Raw records
========================================================================
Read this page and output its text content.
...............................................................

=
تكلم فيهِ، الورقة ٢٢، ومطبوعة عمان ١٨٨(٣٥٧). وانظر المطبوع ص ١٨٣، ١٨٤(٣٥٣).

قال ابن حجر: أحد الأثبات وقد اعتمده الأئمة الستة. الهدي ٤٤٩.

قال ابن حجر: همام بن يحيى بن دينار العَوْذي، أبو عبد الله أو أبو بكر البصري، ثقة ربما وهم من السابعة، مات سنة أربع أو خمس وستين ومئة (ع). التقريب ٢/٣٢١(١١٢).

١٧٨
========================================================================
WHAT THE TASK ASKS
Output all records verbatim.

REPLY
Read this page and output its text content.
...............................................................

=
تكلم فيهِ، الورقة ٢٢، ومطبوعة عمان ١٨٨(٣٥٧). وانظر المطبوع ص ١٨٣، ١٨٤(٣٥٣).

قال ابن حجر: أحد الأثبات وقد اعتمده الأئمة الستة. الهدي ٤٤٩.

قال ابن حجر: همام بن يحيى بن دينار العَوْذي، أبو عبد الله أو أبو بكر البصري، ثقة ربما وهم من السابعة، مات سنة أربع أو خمس وستين ومئة (ع). التقريب ٢/٣٢١(١١٢).

١٧٨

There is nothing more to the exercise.